- What to produce
List each line of the data in which the string "color" appears.

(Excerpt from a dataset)

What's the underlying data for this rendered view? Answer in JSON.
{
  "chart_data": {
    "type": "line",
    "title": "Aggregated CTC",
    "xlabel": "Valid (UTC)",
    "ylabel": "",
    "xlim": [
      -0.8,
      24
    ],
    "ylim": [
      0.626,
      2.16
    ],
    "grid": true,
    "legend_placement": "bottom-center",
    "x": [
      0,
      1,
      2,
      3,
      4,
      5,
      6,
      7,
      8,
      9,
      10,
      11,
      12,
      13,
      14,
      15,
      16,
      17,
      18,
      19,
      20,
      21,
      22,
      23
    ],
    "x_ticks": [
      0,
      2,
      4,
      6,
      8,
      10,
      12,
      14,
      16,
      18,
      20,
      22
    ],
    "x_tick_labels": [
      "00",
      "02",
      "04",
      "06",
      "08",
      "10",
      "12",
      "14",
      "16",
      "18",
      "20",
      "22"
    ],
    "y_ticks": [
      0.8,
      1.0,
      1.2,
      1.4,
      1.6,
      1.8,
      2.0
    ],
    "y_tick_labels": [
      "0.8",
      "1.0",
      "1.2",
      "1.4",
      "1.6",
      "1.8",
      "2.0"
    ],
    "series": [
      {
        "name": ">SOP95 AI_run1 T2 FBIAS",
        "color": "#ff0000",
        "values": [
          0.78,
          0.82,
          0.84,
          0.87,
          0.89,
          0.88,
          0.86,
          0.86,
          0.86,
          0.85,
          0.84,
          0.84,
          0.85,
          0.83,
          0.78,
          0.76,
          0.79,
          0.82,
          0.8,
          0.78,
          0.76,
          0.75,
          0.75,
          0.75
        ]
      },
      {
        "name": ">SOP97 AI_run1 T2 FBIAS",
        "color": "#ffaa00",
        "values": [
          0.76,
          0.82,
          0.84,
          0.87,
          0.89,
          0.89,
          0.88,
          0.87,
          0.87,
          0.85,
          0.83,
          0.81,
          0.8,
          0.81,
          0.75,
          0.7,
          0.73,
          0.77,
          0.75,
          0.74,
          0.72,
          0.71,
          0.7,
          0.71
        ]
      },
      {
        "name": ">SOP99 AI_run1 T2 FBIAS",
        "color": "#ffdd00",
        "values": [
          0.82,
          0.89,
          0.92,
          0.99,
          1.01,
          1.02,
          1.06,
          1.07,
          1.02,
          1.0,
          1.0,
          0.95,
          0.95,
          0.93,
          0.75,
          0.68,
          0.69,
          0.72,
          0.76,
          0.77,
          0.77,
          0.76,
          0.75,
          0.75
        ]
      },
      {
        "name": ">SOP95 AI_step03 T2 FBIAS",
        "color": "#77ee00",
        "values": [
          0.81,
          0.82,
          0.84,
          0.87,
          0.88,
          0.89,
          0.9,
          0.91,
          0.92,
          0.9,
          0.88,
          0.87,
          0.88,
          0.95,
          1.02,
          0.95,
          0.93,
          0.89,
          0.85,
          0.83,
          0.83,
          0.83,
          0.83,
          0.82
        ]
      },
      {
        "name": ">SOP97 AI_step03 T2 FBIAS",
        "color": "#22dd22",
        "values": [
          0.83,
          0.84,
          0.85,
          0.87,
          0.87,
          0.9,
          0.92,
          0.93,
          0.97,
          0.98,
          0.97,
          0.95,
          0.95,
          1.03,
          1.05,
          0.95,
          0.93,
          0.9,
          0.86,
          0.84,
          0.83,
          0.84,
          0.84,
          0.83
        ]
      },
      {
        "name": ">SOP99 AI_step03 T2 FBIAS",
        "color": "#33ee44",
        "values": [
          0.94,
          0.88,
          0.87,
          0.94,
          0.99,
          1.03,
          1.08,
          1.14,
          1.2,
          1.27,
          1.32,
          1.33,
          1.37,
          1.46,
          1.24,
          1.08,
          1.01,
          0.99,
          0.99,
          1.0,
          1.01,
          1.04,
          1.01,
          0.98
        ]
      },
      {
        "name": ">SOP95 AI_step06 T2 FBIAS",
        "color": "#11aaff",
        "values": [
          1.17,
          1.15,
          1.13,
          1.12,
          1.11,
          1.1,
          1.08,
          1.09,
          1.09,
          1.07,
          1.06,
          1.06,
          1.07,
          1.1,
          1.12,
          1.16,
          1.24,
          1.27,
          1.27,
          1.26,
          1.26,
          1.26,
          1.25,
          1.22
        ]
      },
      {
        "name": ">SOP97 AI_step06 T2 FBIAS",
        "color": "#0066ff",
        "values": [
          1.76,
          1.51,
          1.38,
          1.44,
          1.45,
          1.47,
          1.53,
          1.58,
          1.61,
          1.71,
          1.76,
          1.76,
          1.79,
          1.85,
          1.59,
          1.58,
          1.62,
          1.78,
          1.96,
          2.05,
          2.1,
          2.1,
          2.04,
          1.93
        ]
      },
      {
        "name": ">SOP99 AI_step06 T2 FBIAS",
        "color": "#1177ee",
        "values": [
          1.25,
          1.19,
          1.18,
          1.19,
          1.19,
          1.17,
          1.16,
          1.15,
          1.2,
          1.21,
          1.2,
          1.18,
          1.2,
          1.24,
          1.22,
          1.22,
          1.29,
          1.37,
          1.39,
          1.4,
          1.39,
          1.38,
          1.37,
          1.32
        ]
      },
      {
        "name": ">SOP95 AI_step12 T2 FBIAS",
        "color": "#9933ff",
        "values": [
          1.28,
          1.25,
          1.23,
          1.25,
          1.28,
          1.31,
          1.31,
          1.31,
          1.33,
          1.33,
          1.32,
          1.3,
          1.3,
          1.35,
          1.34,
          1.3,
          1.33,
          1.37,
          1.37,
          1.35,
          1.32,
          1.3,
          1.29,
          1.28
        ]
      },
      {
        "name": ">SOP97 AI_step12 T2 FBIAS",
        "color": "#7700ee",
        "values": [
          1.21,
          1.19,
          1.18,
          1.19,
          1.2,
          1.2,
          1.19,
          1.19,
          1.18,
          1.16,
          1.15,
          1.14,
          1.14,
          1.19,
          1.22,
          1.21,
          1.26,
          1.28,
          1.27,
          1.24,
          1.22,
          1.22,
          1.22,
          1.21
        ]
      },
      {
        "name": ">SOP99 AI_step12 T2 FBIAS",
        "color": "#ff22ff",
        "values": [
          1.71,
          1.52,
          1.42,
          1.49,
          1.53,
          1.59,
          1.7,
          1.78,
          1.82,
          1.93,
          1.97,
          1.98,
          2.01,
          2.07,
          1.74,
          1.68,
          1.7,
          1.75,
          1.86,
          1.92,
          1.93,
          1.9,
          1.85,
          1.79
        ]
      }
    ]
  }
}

- Result of this exercise
        "color": "#ff0000",
        "color": "#ffaa00",
        "color": "#ffdd00",
        "color": "#77ee00",
        "color": "#22dd22",
        "color": "#33ee44",
        "color": "#11aaff",
        "color": "#0066ff",
        "color": "#1177ee",
        "color": "#9933ff",
        "color": "#7700ee",
        "color": "#ff22ff",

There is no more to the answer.